● What you have to do:
Set down the material below word for word, excluding the pictures.

● Source records:
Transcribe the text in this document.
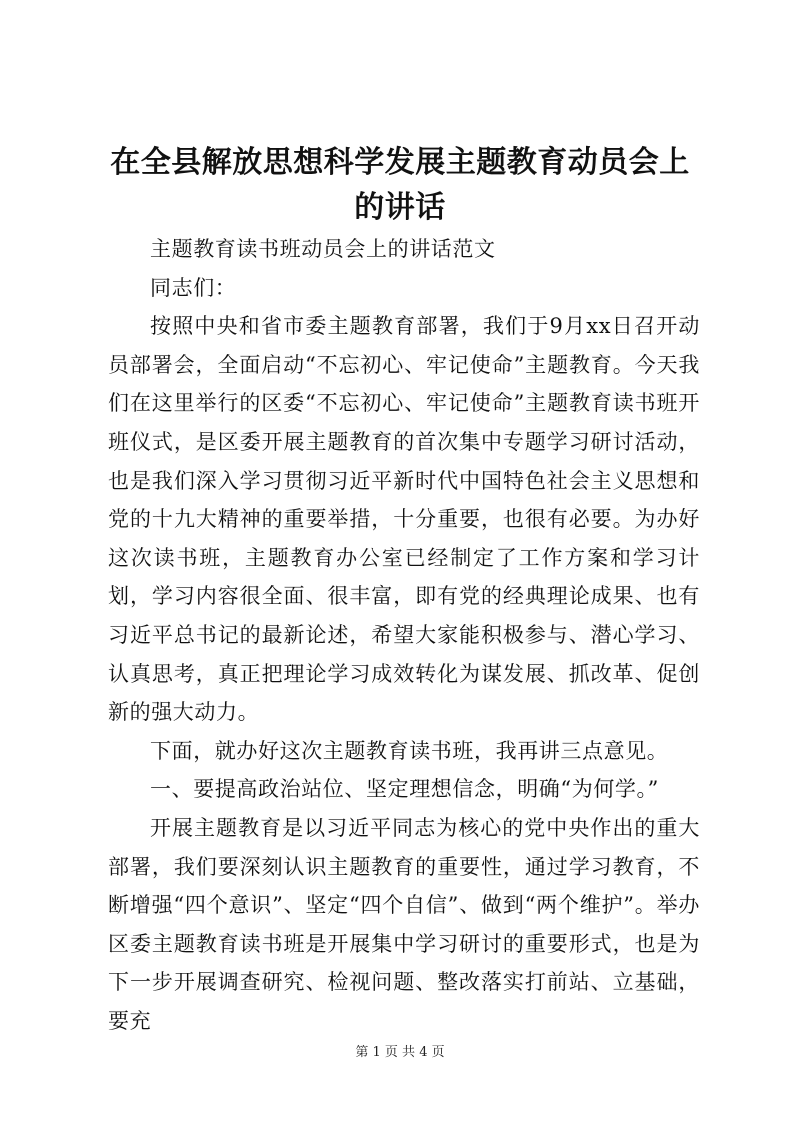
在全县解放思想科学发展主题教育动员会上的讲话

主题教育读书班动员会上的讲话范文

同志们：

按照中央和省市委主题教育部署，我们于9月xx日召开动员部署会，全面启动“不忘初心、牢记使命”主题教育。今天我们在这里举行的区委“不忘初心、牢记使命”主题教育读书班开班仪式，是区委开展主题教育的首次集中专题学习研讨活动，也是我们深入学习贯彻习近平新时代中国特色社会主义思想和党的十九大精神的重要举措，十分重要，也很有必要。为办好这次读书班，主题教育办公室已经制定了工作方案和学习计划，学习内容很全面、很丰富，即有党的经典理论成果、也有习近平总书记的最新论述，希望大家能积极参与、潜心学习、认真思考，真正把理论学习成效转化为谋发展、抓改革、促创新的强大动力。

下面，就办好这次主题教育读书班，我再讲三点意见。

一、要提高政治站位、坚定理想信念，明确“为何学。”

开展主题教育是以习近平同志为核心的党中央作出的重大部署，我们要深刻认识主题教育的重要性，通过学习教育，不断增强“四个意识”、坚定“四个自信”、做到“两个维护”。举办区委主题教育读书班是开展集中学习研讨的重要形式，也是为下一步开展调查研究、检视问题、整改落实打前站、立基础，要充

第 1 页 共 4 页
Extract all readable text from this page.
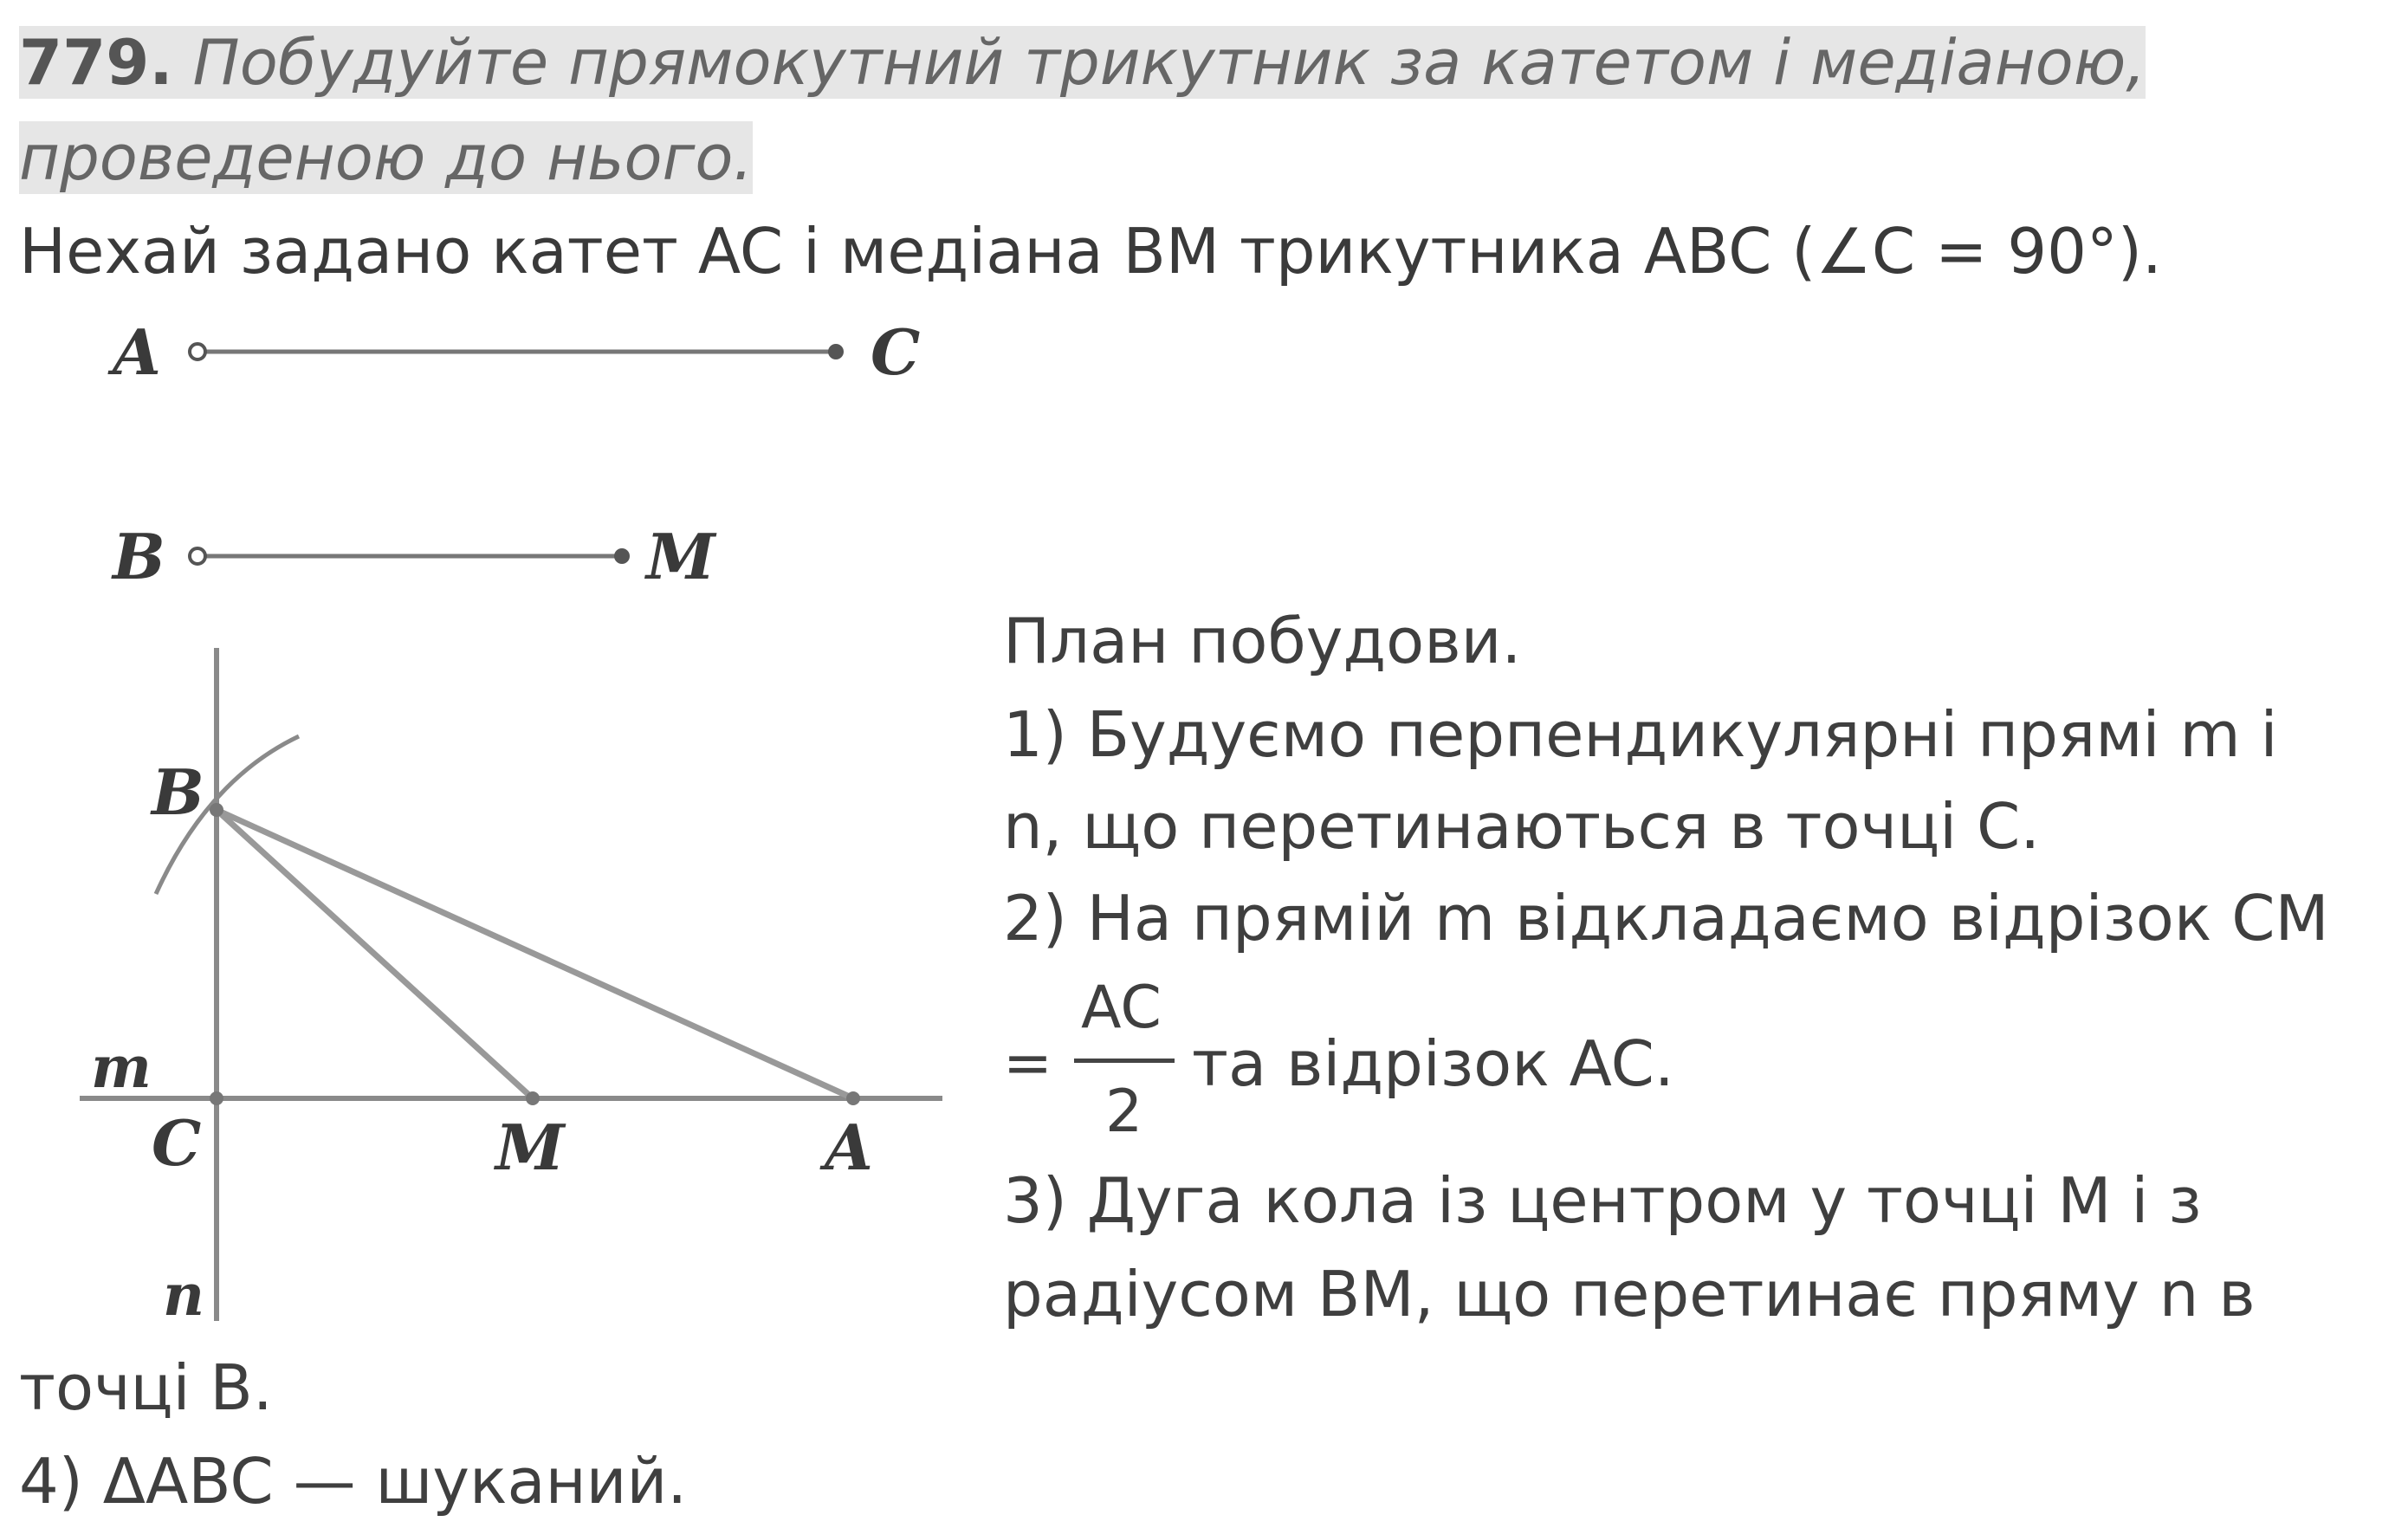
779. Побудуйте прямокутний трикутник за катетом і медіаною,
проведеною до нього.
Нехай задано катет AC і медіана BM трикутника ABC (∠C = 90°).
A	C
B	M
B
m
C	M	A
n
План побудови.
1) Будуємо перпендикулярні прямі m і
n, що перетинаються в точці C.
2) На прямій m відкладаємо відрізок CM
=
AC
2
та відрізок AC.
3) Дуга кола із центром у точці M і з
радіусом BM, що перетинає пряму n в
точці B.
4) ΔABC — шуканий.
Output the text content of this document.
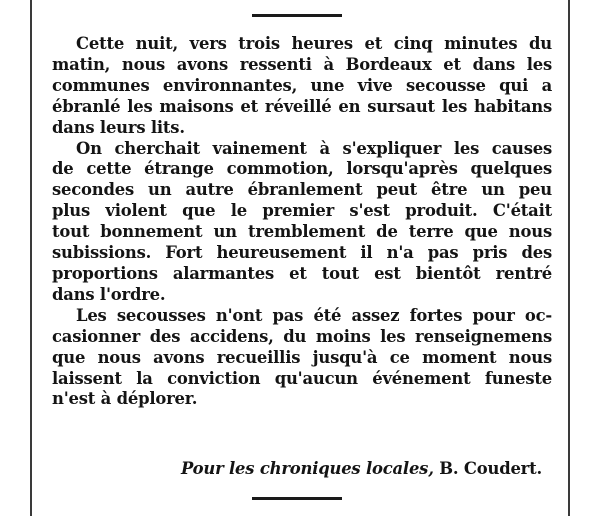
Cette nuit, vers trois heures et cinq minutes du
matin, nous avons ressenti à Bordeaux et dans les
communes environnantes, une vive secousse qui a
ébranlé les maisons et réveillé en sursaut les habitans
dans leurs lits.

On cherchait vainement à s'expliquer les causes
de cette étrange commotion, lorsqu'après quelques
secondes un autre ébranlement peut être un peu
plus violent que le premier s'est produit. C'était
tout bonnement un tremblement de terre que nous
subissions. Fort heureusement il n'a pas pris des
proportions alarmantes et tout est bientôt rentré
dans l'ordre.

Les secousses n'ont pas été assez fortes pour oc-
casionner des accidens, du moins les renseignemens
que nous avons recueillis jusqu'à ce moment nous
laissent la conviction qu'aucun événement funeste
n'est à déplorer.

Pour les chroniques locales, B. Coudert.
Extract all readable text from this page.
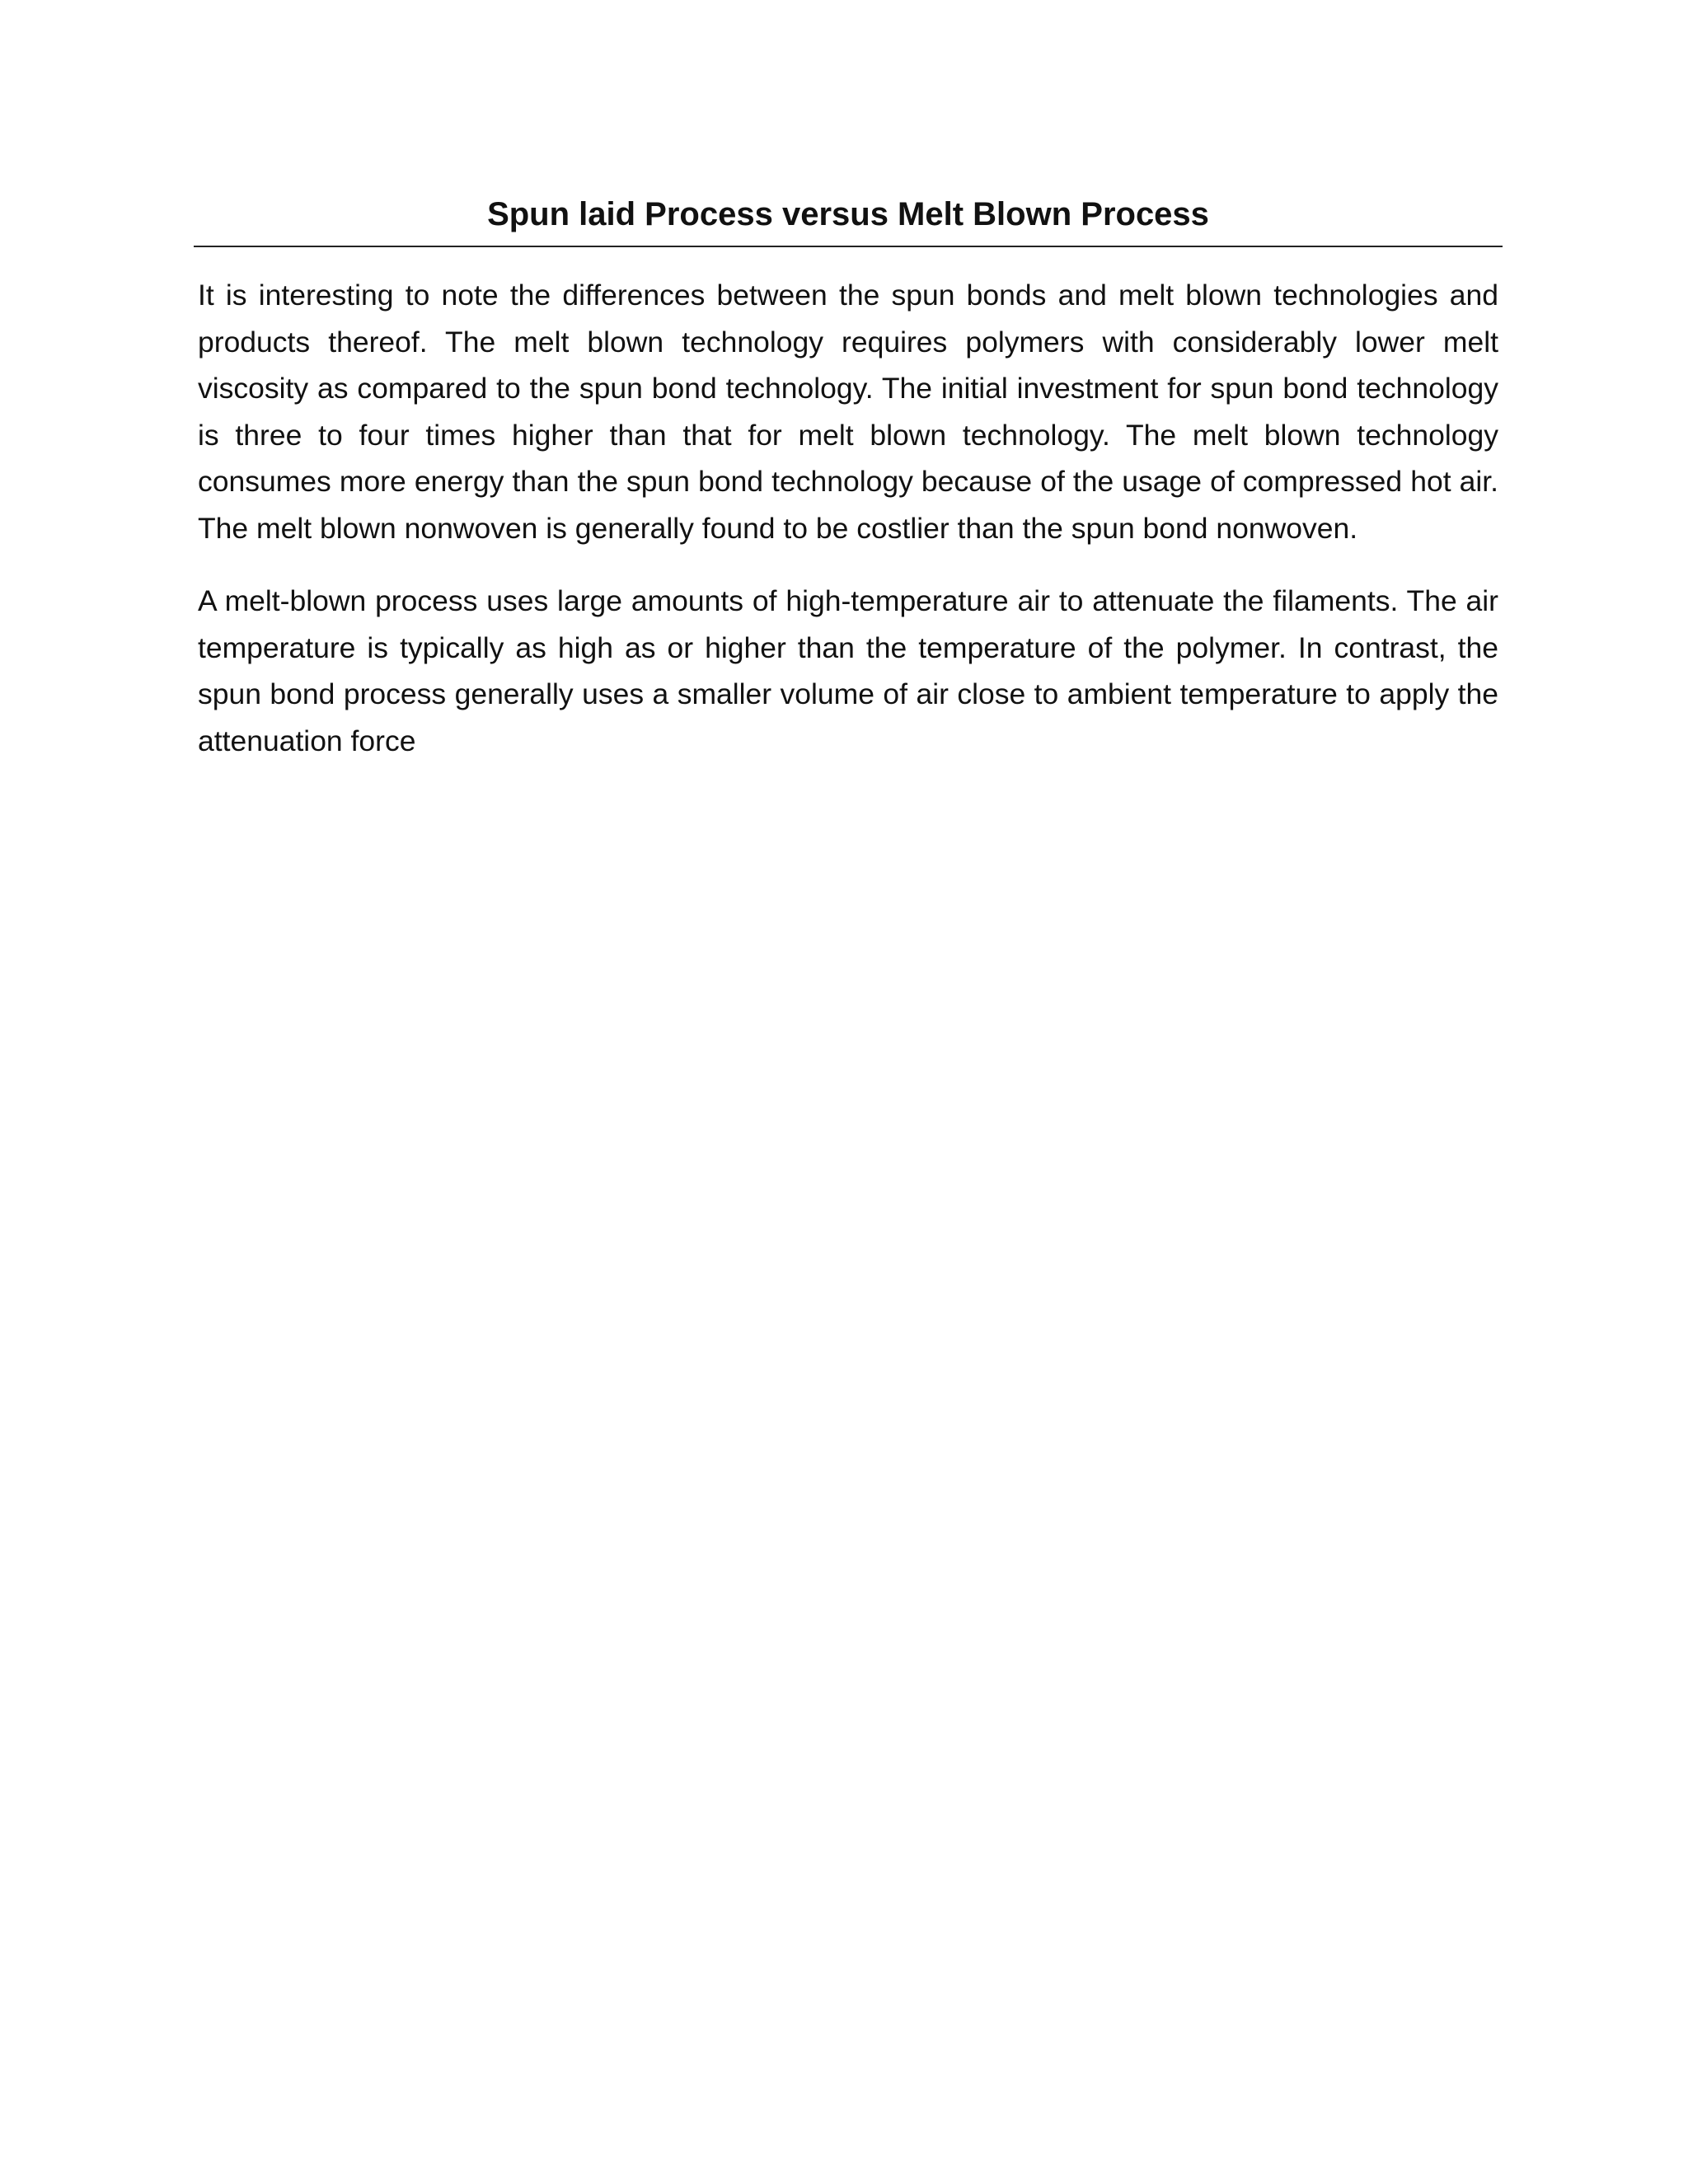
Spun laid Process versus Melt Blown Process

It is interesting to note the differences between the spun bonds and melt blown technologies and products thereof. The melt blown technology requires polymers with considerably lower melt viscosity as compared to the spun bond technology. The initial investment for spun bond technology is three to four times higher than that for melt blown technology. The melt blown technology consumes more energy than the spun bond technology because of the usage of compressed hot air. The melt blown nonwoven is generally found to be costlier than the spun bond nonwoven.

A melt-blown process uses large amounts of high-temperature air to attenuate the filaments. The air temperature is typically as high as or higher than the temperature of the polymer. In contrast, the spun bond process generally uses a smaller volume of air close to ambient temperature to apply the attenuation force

● Problem solution:
Transcribe the text in this document.
在全县解放思想科学发展主题教育动员会上的讲话

主题教育读书班动员会上的讲话范文

同志们：

按照中央和省市委主题教育部署，我们于9月xx日召开动员部署会，全面启动“不忘初心、牢记使命”主题教育。今天我们在这里举行的区委“不忘初心、牢记使命”主题教育读书班开班仪式，是区委开展主题教育的首次集中专题学习研讨活动，也是我们深入学习贯彻习近平新时代中国特色社会主义思想和党的十九大精神的重要举措，十分重要，也很有必要。为办好这次读书班，主题教育办公室已经制定了工作方案和学习计划，学习内容很全面、很丰富，即有党的经典理论成果、也有习近平总书记的最新论述，希望大家能积极参与、潜心学习、认真思考，真正把理论学习成效转化为谋发展、抓改革、促创新的强大动力。

下面，就办好这次主题教育读书班，我再讲三点意见。

一、要提高政治站位、坚定理想信念，明确“为何学。”

开展主题教育是以习近平同志为核心的党中央作出的重大部署，我们要深刻认识主题教育的重要性，通过学习教育，不断增强“四个意识”、坚定“四个自信”、做到“两个维护”。举办区委主题教育读书班是开展集中学习研讨的重要形式，也是为下一步开展调查研究、检视问题、整改落实打前站、立基础，要充

第 1 页 共 4 页
Extract all readable text from this page.
779. Побудуйте прямокутний трикутник за катетом і медіаною,
проведеною до нього.
Нехай задано катет AC і медіана BM трикутника ABC (∠C = 90°).
A	C
B	M
B
m
C	M	A
n
План побудови.
1) Будуємо перпендикулярні прямі m і
n, що перетинаються в точці C.
2) На прямій m відкладаємо відрізок CM
=
AC
2
та відрізок AC.
3) Дуга кола із центром у точці M і з
радіусом BM, що перетинає пряму n в
точці B.
4) ΔABC — шуканий.
Output the text content of this document.
Cette nuit, vers trois heures et cinq minutes du
matin, nous avons ressenti à Bordeaux et dans les
communes environnantes, une vive secousse qui a
ébranlé les maisons et réveillé en sursaut les habitans
dans leurs lits.

On cherchait vainement à s'expliquer les causes
de cette étrange commotion, lorsqu'après quelques
secondes un autre ébranlement peut être un peu
plus violent que le premier s'est produit. C'était
tout bonnement un tremblement de terre que nous
subissions. Fort heureusement il n'a pas pris des
proportions alarmantes et tout est bientôt rentré
dans l'ordre.

Les secousses n'ont pas été assez fortes pour oc-
casionner des accidens, du moins les renseignemens
que nous avons recueillis jusqu'à ce moment nous
laissent la conviction qu'aucun événement funeste
n'est à déplorer.

Pour les chroniques locales, B. Coudert.
Extract all readable text from this page.
Spun laid Process versus Melt Blown Process

It is interesting to note the differences between the spun bonds and melt blown technologies and products thereof. The melt blown technology requires polymers with considerably lower melt viscosity as compared to the spun bond technology. The initial investment for spun bond technology is three to four times higher than that for melt blown technology. The melt blown technology consumes more energy than the spun bond technology because of the usage of compressed hot air. The melt blown nonwoven is generally found to be costlier than the spun bond nonwoven.

A melt-blown process uses large amounts of high-temperature air to attenuate the filaments. The air temperature is typically as high as or higher than the temperature of the polymer. In contrast, the spun bond process generally uses a smaller volume of air close to ambient temperature to apply the attenuation force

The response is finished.